[Dataset entries]

[BEGIN]

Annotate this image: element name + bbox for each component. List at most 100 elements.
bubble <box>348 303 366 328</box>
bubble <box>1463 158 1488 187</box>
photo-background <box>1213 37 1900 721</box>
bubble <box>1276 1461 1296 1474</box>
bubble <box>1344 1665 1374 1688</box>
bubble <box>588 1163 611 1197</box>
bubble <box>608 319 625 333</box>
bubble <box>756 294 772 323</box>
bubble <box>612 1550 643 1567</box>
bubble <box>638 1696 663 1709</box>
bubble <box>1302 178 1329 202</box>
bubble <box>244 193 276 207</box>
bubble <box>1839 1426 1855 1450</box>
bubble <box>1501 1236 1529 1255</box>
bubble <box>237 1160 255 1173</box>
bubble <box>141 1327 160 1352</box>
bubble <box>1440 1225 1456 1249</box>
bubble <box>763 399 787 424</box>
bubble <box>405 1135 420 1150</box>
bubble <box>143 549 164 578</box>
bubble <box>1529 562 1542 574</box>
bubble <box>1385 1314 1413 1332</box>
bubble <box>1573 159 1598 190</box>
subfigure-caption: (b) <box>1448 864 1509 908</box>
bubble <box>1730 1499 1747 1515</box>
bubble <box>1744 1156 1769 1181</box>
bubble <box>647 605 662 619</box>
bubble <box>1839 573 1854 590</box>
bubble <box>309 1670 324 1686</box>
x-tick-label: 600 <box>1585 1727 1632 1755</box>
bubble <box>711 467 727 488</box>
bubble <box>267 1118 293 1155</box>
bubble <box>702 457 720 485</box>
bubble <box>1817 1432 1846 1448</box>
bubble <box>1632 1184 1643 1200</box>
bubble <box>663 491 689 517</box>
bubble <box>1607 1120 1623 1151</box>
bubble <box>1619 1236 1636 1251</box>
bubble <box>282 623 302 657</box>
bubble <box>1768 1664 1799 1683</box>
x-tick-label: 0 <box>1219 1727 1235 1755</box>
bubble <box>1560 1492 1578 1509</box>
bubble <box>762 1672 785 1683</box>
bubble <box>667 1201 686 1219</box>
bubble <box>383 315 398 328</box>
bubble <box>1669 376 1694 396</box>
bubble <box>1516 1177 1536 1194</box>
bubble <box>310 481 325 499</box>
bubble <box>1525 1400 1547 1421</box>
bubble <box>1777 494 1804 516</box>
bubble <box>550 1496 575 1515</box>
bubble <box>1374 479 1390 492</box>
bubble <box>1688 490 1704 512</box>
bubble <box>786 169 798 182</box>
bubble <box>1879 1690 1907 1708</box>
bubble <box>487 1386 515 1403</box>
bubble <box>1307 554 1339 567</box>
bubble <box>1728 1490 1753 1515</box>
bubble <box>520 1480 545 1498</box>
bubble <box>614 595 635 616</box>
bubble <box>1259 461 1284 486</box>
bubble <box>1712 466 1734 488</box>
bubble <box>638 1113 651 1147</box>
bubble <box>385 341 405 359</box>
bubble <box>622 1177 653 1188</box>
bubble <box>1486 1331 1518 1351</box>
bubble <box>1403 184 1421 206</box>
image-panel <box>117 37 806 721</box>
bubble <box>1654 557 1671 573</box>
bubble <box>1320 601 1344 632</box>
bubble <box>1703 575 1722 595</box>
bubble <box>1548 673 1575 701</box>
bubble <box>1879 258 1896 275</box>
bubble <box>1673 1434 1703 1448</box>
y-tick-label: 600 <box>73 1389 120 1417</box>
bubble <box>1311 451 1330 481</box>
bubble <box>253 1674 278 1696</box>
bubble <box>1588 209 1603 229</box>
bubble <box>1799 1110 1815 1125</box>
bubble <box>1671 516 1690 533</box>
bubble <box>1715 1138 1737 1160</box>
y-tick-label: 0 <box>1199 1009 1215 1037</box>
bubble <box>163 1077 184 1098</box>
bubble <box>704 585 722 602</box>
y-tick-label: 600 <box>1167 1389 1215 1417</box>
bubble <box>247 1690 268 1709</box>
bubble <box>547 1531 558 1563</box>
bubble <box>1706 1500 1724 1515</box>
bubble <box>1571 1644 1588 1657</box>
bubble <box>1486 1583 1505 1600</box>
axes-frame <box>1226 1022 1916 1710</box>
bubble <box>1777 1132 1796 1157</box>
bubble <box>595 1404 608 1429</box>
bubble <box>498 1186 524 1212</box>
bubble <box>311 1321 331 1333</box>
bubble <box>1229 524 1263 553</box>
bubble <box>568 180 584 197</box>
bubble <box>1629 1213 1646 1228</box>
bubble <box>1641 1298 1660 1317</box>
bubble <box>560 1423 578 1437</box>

[END]

◆ Given problem
Put the records into a Markdown table with columns named Number and Text, running from the first line up to and including the line containing "bubble <box>237 1160 255 1173</box>". Number each row and leave out any blank lines.

◆ Task answer
| Number | Text |
|---|---|
| 1 | Annotate this image: element name + bbox for each component. List at most 100 elements. |
| 2 | bubble <box>348 303 366 328</box> |
| 3 | bubble <box>1463 158 1488 187</box> |
| 4 | photo-background <box>1213 37 1900 721</box> |
| 5 | bubble <box>1276 1461 1296 1474</box> |
| 6 | bubble <box>1344 1665 1374 1688</box> |
| 7 | bubble <box>588 1163 611 1197</box> |
| 8 | bubble <box>608 319 625 333</box> |
| 9 | bubble <box>756 294 772 323</box> |
| 10 | bubble <box>612 1550 643 1567</box> |
| 11 | bubble <box>638 1696 663 1709</box> |
| 12 | bubble <box>1302 178 1329 202</box> |
| 13 | bubble <box>244 193 276 207</box> |
| 14 | bubble <box>1839 1426 1855 1450</box> |
| 15 | bubble <box>1501 1236 1529 1255</box> |
| 16 | bubble <box>237 1160 255 1173</box> |